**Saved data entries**

########################################

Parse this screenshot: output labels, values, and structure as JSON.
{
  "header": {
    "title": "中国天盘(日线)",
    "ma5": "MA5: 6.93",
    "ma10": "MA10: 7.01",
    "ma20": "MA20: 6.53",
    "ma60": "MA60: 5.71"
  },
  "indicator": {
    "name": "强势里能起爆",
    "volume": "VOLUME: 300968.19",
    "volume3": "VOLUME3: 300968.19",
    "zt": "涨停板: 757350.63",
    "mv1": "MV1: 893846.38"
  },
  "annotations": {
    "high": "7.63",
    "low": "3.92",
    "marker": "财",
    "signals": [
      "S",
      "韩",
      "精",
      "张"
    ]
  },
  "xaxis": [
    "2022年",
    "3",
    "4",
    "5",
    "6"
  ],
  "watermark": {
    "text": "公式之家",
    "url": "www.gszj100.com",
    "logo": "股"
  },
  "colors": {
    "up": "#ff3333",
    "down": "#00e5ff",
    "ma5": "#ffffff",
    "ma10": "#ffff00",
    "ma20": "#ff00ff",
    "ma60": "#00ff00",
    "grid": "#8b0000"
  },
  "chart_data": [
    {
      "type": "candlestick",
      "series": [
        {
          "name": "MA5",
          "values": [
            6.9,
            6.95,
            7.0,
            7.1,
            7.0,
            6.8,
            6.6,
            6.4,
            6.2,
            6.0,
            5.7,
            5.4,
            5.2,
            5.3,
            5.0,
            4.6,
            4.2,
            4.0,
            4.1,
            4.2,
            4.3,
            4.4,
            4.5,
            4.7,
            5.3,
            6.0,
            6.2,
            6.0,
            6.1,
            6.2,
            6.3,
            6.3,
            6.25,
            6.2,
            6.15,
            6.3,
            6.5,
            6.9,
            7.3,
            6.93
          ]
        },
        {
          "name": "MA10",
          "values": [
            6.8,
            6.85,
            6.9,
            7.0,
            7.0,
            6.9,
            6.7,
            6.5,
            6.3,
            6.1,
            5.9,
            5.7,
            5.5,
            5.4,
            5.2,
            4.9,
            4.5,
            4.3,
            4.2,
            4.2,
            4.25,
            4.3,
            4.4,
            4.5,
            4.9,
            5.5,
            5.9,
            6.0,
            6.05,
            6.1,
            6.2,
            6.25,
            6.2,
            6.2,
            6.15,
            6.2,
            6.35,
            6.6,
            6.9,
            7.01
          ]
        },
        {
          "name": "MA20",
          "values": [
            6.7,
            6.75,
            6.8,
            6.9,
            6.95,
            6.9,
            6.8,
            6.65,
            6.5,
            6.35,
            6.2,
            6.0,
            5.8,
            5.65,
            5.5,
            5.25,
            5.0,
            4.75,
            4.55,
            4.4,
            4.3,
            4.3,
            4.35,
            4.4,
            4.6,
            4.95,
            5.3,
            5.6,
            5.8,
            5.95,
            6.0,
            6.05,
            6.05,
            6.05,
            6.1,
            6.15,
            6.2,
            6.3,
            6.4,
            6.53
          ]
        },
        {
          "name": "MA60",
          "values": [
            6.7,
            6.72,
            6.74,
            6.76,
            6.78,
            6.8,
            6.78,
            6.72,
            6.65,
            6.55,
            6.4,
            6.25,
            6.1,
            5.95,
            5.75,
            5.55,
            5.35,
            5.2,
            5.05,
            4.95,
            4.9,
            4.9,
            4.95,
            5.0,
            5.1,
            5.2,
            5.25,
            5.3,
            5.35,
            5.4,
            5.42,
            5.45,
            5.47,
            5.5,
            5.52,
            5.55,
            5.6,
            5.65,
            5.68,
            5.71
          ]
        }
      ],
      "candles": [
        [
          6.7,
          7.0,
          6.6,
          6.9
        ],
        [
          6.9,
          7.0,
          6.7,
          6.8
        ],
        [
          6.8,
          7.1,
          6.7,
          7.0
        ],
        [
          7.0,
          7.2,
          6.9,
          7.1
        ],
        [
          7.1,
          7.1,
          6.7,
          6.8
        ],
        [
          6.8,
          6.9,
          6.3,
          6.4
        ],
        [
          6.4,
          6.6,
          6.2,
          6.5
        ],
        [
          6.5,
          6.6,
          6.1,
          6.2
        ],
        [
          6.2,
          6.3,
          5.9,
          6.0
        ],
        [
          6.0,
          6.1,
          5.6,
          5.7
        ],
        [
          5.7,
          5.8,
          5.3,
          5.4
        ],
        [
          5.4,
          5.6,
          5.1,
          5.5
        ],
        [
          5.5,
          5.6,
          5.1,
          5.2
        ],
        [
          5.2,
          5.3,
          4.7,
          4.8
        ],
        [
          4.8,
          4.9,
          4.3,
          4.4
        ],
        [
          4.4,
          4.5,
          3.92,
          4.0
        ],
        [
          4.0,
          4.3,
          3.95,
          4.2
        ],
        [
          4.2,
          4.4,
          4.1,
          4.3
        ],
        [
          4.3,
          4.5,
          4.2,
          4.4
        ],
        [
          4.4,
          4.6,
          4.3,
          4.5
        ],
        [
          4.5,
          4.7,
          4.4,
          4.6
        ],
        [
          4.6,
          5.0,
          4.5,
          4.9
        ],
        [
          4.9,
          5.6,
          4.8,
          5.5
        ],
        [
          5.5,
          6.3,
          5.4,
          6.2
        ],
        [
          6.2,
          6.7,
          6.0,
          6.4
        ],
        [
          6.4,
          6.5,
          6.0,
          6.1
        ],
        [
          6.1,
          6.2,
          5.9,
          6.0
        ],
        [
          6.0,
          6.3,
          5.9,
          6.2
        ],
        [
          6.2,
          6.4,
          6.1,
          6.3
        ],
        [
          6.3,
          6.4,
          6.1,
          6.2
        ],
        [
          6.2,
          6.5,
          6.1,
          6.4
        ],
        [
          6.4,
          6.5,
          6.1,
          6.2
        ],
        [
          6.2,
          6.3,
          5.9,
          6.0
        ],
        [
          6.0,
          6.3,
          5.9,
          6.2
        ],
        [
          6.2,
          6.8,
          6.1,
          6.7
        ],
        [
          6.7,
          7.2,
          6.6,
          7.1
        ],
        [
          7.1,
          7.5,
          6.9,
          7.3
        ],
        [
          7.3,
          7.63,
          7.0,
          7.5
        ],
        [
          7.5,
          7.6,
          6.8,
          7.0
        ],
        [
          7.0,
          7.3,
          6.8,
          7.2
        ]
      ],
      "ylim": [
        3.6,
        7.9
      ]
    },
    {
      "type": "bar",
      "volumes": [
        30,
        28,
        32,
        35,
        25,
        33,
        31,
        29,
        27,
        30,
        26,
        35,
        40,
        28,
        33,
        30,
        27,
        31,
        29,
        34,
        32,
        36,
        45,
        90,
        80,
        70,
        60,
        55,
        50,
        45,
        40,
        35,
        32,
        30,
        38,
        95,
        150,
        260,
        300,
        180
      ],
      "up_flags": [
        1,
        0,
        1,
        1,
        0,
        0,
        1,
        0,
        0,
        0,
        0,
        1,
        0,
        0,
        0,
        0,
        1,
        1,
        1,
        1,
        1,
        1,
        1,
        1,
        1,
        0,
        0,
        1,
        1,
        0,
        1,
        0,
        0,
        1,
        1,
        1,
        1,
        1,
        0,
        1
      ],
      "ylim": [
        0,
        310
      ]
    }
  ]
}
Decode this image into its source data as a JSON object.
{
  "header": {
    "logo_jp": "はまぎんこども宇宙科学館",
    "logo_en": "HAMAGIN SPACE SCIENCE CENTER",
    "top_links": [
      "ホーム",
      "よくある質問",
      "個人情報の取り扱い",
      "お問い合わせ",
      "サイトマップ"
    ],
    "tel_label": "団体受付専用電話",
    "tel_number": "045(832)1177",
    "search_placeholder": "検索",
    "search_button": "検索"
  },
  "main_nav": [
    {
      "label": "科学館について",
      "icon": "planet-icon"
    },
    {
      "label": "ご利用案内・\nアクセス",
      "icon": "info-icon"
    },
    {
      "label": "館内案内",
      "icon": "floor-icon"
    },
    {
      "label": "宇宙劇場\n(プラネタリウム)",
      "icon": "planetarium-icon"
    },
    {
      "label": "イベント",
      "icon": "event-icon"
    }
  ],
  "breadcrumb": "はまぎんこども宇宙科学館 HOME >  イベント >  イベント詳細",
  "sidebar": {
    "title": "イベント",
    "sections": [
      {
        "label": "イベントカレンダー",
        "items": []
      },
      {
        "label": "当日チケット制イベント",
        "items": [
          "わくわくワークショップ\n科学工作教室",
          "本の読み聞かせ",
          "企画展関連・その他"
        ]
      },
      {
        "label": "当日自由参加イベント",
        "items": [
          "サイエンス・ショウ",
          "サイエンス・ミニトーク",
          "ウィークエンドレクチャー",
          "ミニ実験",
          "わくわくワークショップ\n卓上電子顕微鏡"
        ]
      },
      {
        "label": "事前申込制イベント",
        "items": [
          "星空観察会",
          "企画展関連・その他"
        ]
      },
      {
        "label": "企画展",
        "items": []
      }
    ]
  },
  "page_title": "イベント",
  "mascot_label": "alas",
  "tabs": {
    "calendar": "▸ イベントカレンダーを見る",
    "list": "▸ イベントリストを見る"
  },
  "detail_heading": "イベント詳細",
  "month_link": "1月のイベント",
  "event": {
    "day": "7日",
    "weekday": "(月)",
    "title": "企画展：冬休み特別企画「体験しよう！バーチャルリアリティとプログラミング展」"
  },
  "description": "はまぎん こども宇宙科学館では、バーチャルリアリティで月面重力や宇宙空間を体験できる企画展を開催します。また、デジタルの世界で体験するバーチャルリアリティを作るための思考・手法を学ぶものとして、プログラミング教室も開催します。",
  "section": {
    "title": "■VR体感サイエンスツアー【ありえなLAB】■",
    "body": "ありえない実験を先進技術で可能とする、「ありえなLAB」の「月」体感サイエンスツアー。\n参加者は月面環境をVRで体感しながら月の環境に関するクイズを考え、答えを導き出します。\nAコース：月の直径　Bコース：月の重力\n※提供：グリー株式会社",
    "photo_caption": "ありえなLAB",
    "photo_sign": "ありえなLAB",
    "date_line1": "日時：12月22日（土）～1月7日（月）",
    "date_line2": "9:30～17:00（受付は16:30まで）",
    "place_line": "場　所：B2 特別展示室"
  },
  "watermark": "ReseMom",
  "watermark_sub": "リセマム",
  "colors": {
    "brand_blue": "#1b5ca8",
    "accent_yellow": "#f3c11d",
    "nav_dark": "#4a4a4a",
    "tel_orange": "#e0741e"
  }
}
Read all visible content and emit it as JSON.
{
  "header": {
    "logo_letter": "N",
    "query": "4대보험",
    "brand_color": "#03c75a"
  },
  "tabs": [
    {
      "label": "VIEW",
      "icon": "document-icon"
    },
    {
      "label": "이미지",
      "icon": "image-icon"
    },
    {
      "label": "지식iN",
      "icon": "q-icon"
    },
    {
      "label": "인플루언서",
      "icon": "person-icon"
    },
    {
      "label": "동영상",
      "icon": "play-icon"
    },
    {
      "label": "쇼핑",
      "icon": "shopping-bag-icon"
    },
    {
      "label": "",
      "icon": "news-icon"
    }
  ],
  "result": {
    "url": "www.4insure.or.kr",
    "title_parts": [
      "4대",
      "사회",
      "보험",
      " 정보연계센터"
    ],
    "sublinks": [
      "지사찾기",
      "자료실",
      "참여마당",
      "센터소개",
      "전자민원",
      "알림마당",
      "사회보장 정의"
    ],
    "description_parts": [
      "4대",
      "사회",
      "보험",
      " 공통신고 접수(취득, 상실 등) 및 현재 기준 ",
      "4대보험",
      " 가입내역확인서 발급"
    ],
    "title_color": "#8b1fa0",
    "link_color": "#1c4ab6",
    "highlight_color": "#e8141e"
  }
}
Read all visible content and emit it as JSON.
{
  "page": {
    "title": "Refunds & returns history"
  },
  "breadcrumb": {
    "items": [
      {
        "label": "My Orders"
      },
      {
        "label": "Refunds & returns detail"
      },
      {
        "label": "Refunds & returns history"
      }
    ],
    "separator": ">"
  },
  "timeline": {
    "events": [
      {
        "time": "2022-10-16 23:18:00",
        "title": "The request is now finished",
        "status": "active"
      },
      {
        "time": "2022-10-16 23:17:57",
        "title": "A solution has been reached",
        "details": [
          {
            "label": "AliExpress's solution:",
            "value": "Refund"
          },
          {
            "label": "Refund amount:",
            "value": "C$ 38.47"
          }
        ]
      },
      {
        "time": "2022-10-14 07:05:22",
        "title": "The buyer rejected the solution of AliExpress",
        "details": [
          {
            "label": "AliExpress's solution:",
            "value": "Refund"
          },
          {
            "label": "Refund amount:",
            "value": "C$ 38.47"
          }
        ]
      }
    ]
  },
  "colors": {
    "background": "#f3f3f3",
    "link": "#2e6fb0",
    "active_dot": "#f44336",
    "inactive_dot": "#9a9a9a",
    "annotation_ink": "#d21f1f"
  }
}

########################################

**Instructions to follow**
Copy out each line that contains the word "JSON".

**Result of this task**
Parse this screenshot: output labels, values, and structure as JSON.
Decode this image into its source data as a JSON object.
Read all visible content and emit it as JSON.
Read all visible content and emit it as JSON.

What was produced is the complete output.